Set problem: From the entries that follow, gather each line holding the word "HKJC".

Data to use:
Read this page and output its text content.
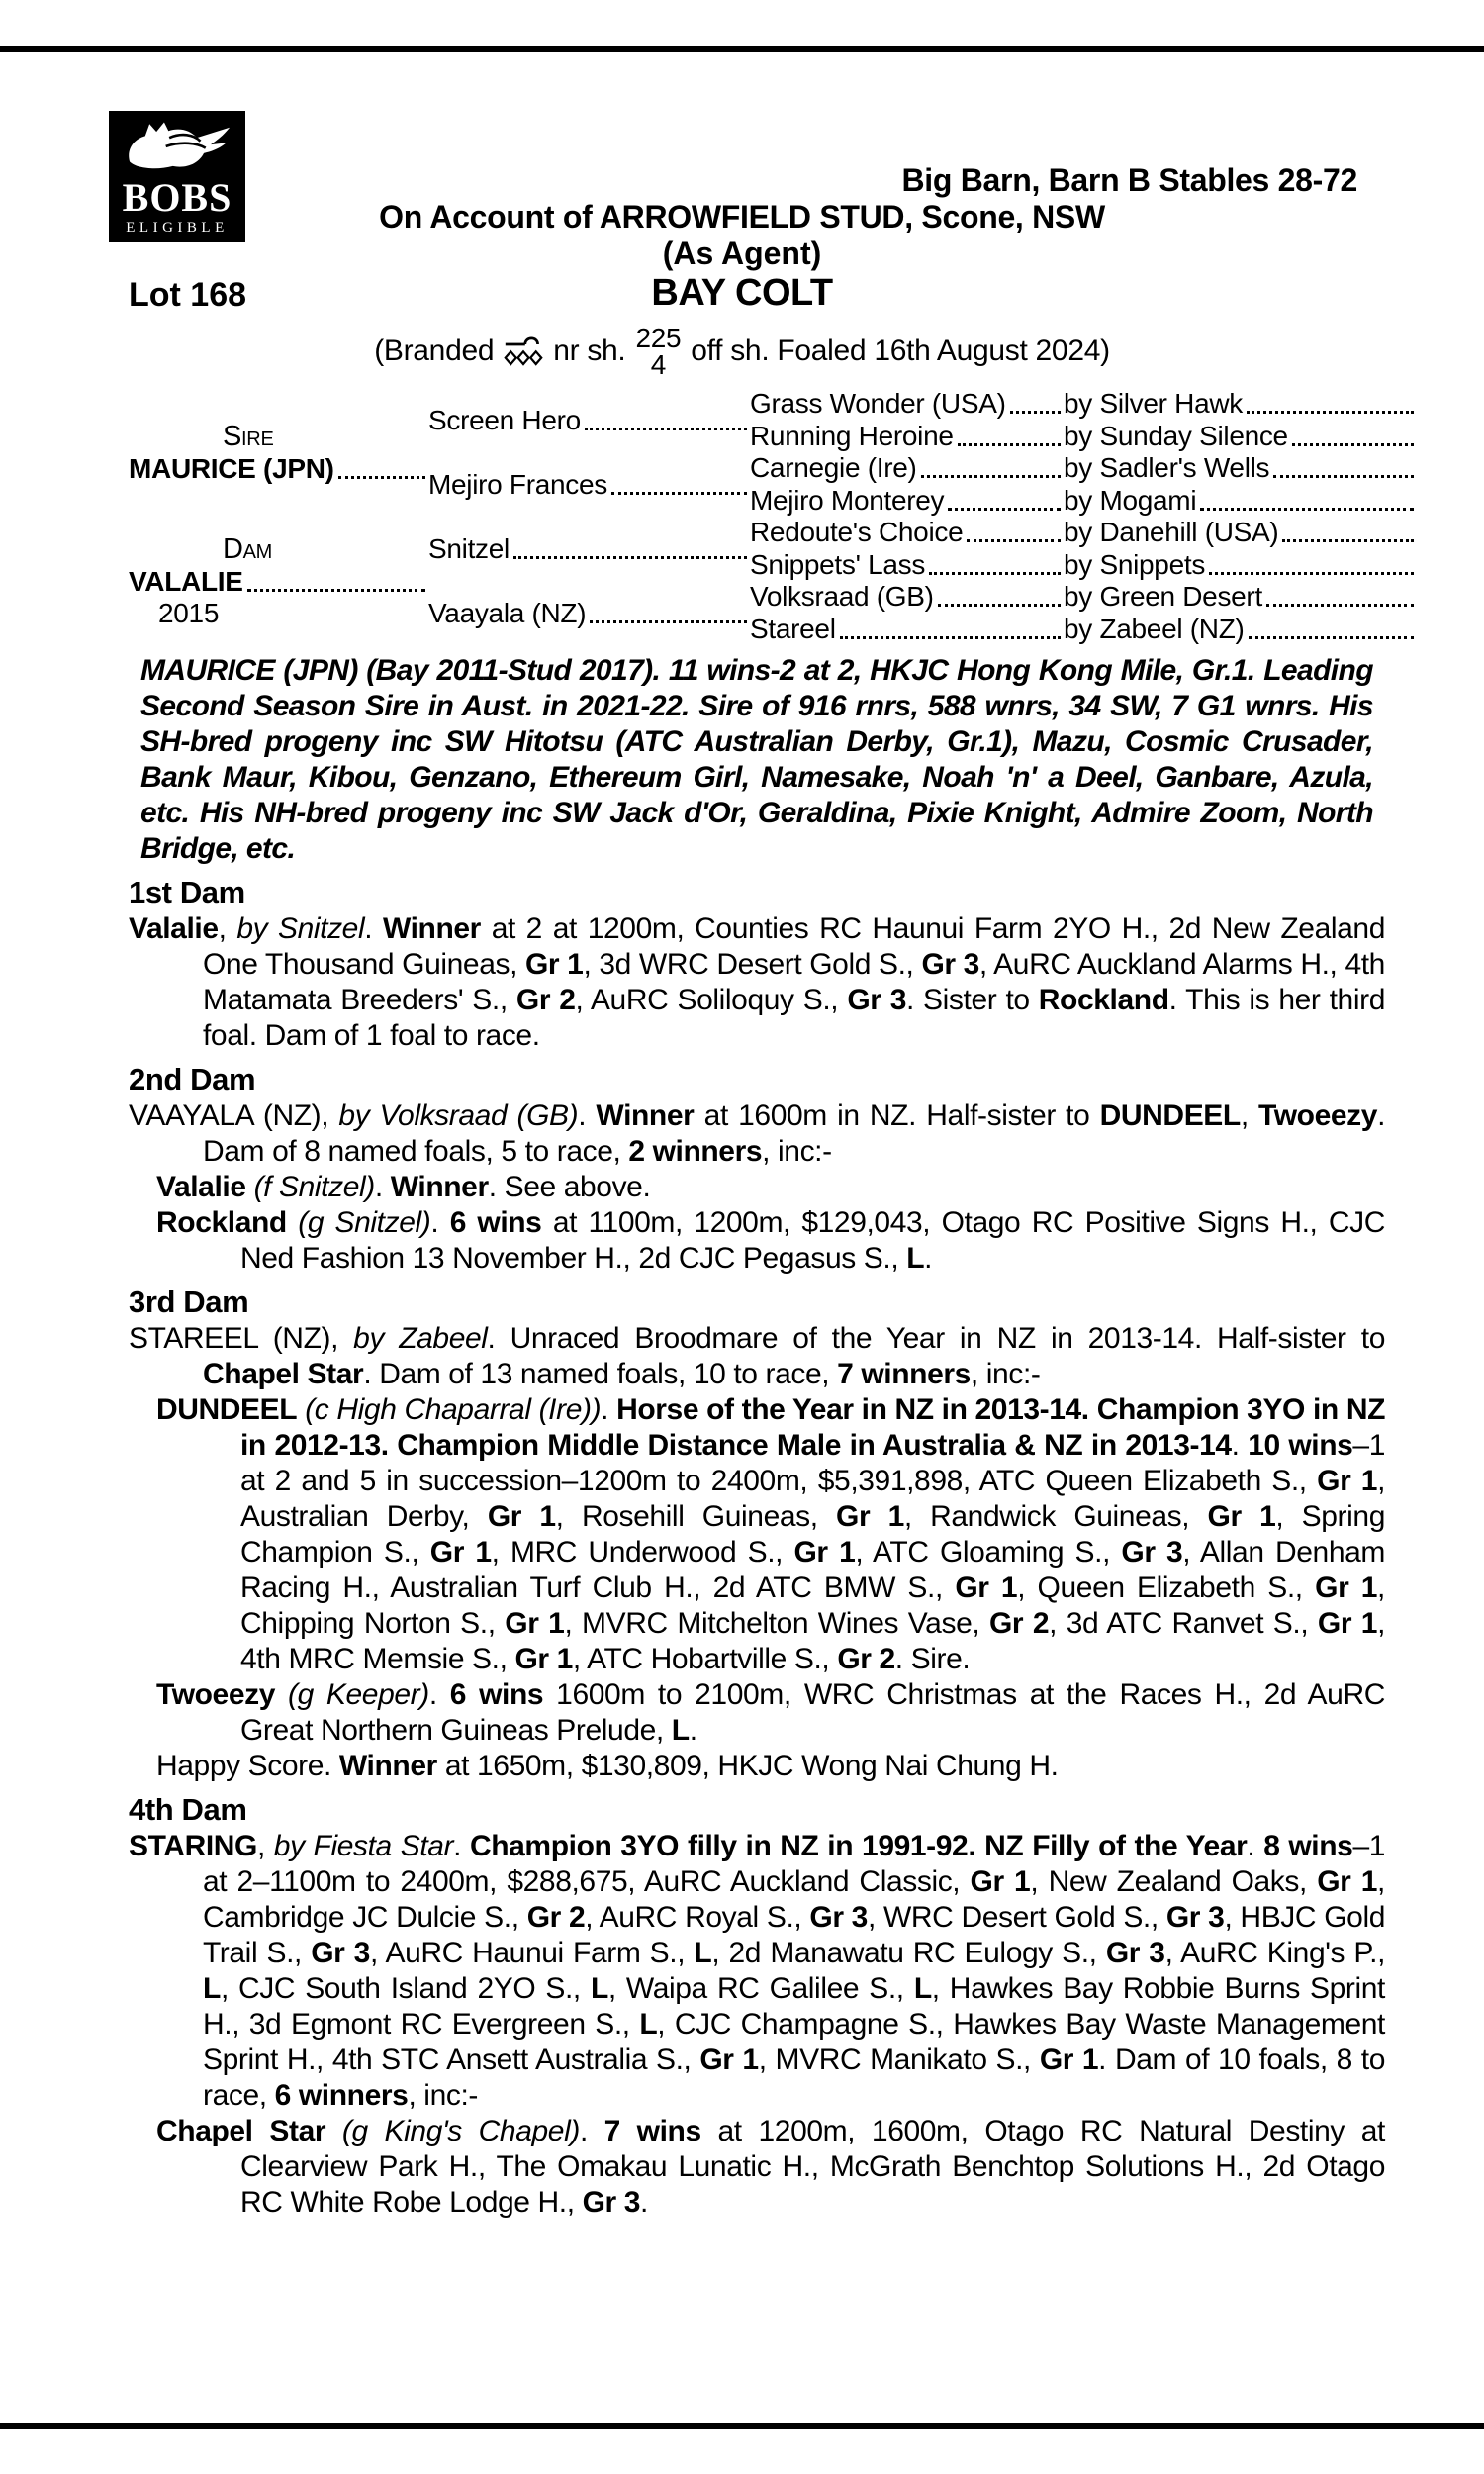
BOBS
ELIGIBLE
Big Barn, Barn B Stables 28-72
On Account of ARROWFIELD STUD, Scone, NSW
(As Agent)
Lot 168	BAY COLT
(Branded nr sh. 225
4 off sh. Foaled 16th August 2024)
Sire
MAURICE (JPN)
Dam
VALALIE
2015
Screen Hero
Mejiro Frances
Snitzel
Vaayala (NZ)
Grass Wonder (USA) by Silver Hawk
Running Heroine	by Sunday Silence
Carnegie (Ire)	by Sadler's Wells
Mejiro Monterey	by Mogami
Redoute's Choice	by Danehill (USA)
Snippets' Lass	by Snippets
Volksraad (GB)	by Green Desert
Stareel	by Zabeel (NZ)

MAURICE (JPN) (Bay 2011-Stud 2017). 11 wins-2 at 2, HKJC Hong Kong Mile, Gr.1. Leading Second Season Sire in Aust. in 2021-22. Sire of 916 rnrs, 588 wnrs, 34 SW, 7 G1 wnrs. His SH-bred progeny inc SW Hitotsu (ATC Australian Derby, Gr.1), Mazu, Cosmic Crusader, Bank Maur, Kibou, Genzano, Ethereum Girl, Namesake, Noah 'n' a Deel, Ganbare, Azula, etc. His NH-bred progeny inc SW Jack d'Or, Geraldina, Pixie Knight, Admire Zoom, North Bridge, etc.

1st Dam

Valalie, by Snitzel. Winner at 2 at 1200m, Counties RC Haunui Farm 2YO H., 2d New Zealand One Thousand Guineas, Gr 1, 3d WRC Desert Gold S., Gr 3, AuRC Auckland Alarms H., 4th Matamata Breeders' S., Gr 2, AuRC Soliloquy S., Gr 3. Sister to Rockland. This is her third foal. Dam of 1 foal to race.

2nd Dam

VAAYALA (NZ), by Volksraad (GB). Winner at 1600m in NZ. Half-sister to DUNDEEL, Twoeezy. Dam of 8 named foals, 5 to race, 2 winners, inc:-

Valalie (f Snitzel). Winner. See above.

Rockland (g Snitzel). 6 wins at 1100m, 1200m, $129,043, Otago RC Positive Signs H., CJC Ned Fashion 13 November H., 2d CJC Pegasus S., L.

3rd Dam

STAREEL (NZ), by Zabeel. Unraced Broodmare of the Year in NZ in 2013-14. Half-sister to Chapel Star. Dam of 13 named foals, 10 to race, 7 winners, inc:-

DUNDEEL (c High Chaparral (Ire)). Horse of the Year in NZ in 2013-14. Champion 3YO in NZ in 2012-13. Champion Middle Distance Male in Australia & NZ in 2013-14. 10 wins–1 at 2 and 5 in succession–1200m to 2400m, $5,391,898, ATC Queen Elizabeth S., Gr 1, Australian Derby, Gr 1, Rosehill Guineas, Gr 1, Randwick Guineas, Gr 1, Spring Champion S., Gr 1, MRC Underwood S., Gr 1, ATC Gloaming S., Gr 3, Allan Denham Racing H., Australian Turf Club H., 2d ATC BMW S., Gr 1, Queen Elizabeth S., Gr 1, Chipping Norton S., Gr 1, MVRC Mitchelton Wines Vase, Gr 2, 3d ATC Ranvet S., Gr 1, 4th MRC Memsie S., Gr 1, ATC Hobartville S., Gr 2. Sire.

Twoeezy (g Keeper). 6 wins 1600m to 2100m, WRC Christmas at the Races H., 2d AuRC Great Northern Guineas Prelude, L.

Happy Score. Winner at 1650m, $130,809, HKJC Wong Nai Chung H.

4th Dam

STARING, by Fiesta Star. Champion 3YO filly in NZ in 1991-92. NZ Filly of the Year. 8 wins–1 at 2–1100m to 2400m, $288,675, AuRC Auckland Classic, Gr 1, New Zealand Oaks, Gr 1, Cambridge JC Dulcie S., Gr 2, AuRC Royal S., Gr 3, WRC Desert Gold S., Gr 3, HBJC Gold Trail S., Gr 3, AuRC Haunui Farm S., L, 2d Manawatu RC Eulogy S., Gr 3, AuRC King's P., L, CJC South Island 2YO S., L, Waipa RC Galilee S., L, Hawkes Bay Robbie Burns Sprint H., 3d Egmont RC Evergreen S., L, CJC Champagne S., Hawkes Bay Waste Management Sprint H., 4th STC Ansett Australia S., Gr 1, MVRC Manikato S., Gr 1. Dam of 10 foals, 8 to race, 6 winners, inc:-

Chapel Star (g King's Chapel). 7 wins at 1200m, 1600m, Otago RC Natural Destiny at Clearview Park H., The Omakau Lunatic H., McGrath Benchtop Solutions H., 2d Otago RC White Robe Lodge H., Gr 3.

The response:
MAURICE (JPN) (Bay 2011-Stud 2017). 11 wins-2 at 2, HKJC Hong Kong Mile, Gr.1. Leading Second Season Sire in Aust. in 2021-22. Sire of 916 rnrs, 588 wnrs, 34 SW, 7 G1 wnrs. His SH-bred progeny inc SW Hitotsu (ATC Australian Derby, Gr.1), Mazu, Cosmic Crusader, Bank Maur, Kibou, Genzano, Ethereum Girl, Namesake, Noah 'n' a Deel, Ganbare, Azula, etc. His NH-bred progeny inc SW Jack d'Or, Geraldina, Pixie Knight, Admire Zoom, North Bridge, etc.
Happy Score. Winner at 1650m, $130,809, HKJC Wong Nai Chung H.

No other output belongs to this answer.